» **Requirements**
Quote the whole listing verbatim.

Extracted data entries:

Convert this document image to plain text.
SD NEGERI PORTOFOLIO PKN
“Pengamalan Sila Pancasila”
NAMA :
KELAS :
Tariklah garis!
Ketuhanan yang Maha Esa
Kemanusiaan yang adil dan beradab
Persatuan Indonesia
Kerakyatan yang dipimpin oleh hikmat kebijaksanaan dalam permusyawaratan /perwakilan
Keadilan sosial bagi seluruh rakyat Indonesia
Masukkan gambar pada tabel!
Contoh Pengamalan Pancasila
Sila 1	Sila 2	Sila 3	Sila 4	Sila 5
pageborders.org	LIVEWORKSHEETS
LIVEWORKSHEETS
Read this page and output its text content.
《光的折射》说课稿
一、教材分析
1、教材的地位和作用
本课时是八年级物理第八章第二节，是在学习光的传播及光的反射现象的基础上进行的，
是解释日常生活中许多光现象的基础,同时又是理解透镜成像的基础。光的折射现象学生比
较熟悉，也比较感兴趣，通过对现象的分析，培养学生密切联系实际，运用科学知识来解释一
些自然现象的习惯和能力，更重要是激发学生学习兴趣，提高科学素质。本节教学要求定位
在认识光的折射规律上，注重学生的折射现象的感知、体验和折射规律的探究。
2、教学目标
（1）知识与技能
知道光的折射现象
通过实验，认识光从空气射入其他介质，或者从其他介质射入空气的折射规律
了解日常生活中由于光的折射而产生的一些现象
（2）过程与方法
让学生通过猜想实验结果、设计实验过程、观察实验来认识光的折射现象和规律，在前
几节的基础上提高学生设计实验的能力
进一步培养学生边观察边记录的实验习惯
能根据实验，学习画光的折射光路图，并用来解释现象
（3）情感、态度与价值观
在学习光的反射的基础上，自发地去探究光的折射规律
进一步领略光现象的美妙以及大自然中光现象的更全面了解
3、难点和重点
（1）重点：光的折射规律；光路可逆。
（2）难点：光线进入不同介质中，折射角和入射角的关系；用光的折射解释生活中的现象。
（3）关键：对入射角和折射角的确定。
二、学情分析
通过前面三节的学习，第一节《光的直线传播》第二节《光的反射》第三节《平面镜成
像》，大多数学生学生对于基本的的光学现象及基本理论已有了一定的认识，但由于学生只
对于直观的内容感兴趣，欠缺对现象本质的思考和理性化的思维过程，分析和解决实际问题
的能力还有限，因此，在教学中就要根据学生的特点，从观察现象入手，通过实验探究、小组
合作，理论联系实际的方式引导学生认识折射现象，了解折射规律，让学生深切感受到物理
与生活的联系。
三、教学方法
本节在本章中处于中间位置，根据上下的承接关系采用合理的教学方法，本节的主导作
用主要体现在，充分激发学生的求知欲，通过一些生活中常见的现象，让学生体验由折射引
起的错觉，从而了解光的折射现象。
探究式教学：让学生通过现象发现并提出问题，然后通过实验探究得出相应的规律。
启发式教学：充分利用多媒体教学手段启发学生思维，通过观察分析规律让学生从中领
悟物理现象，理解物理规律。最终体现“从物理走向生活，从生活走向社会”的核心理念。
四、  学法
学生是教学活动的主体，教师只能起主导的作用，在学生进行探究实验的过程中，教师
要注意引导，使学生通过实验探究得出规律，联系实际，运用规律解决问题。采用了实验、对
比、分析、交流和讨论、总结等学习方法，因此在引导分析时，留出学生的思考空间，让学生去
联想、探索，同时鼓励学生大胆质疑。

» **Response to the exercise**
Convert this document image to plain text.
SD NEGERI PORTOFOLIO PKN
“Pengamalan Sila Pancasila”
NAMA :
KELAS :
Tariklah garis!
Ketuhanan yang Maha Esa
Kemanusiaan yang adil dan beradab
Persatuan Indonesia
Kerakyatan yang dipimpin oleh hikmat kebijaksanaan dalam permusyawaratan /perwakilan
Keadilan sosial bagi seluruh rakyat Indonesia
Masukkan gambar pada tabel!
Contoh Pengamalan Pancasila
Sila 1	Sila 2	Sila 3	Sila 4	Sila 5
pageborders.org	LIVEWORKSHEETS
LIVEWORKSHEETS
Read this page and output its text content.
《光的折射》说课稿
一、教材分析
1、教材的地位和作用
本课时是八年级物理第八章第二节，是在学习光的传播及光的反射现象的基础上进行的，
是解释日常生活中许多光现象的基础,同时又是理解透镜成像的基础。光的折射现象学生比
较熟悉，也比较感兴趣，通过对现象的分析，培养学生密切联系实际，运用科学知识来解释一
些自然现象的习惯和能力，更重要是激发学生学习兴趣，提高科学素质。本节教学要求定位
在认识光的折射规律上，注重学生的折射现象的感知、体验和折射规律的探究。
2、教学目标
（1）知识与技能
知道光的折射现象
通过实验，认识光从空气射入其他介质，或者从其他介质射入空气的折射规律
了解日常生活中由于光的折射而产生的一些现象
（2）过程与方法
让学生通过猜想实验结果、设计实验过程、观察实验来认识光的折射现象和规律，在前
几节的基础上提高学生设计实验的能力
进一步培养学生边观察边记录的实验习惯
能根据实验，学习画光的折射光路图，并用来解释现象
（3）情感、态度与价值观
在学习光的反射的基础上，自发地去探究光的折射规律
进一步领略光现象的美妙以及大自然中光现象的更全面了解
3、难点和重点
（1）重点：光的折射规律；光路可逆。
（2）难点：光线进入不同介质中，折射角和入射角的关系；用光的折射解释生活中的现象。
（3）关键：对入射角和折射角的确定。
二、学情分析
通过前面三节的学习，第一节《光的直线传播》第二节《光的反射》第三节《平面镜成
像》，大多数学生学生对于基本的的光学现象及基本理论已有了一定的认识，但由于学生只
对于直观的内容感兴趣，欠缺对现象本质的思考和理性化的思维过程，分析和解决实际问题
的能力还有限，因此，在教学中就要根据学生的特点，从观察现象入手，通过实验探究、小组
合作，理论联系实际的方式引导学生认识折射现象，了解折射规律，让学生深切感受到物理
与生活的联系。
三、教学方法
本节在本章中处于中间位置，根据上下的承接关系采用合理的教学方法，本节的主导作
用主要体现在，充分激发学生的求知欲，通过一些生活中常见的现象，让学生体验由折射引
起的错觉，从而了解光的折射现象。
探究式教学：让学生通过现象发现并提出问题，然后通过实验探究得出相应的规律。
启发式教学：充分利用多媒体教学手段启发学生思维，通过观察分析规律让学生从中领
悟物理现象，理解物理规律。最终体现“从物理走向生活，从生活走向社会”的核心理念。
四、  学法
学生是教学活动的主体，教师只能起主导的作用，在学生进行探究实验的过程中，教师
要注意引导，使学生通过实验探究得出规律，联系实际，运用规律解决问题。采用了实验、对
比、分析、交流和讨论、总结等学习方法，因此在引导分析时，留出学生的思考空间，让学生去
联想、探索，同时鼓励学生大胆质疑。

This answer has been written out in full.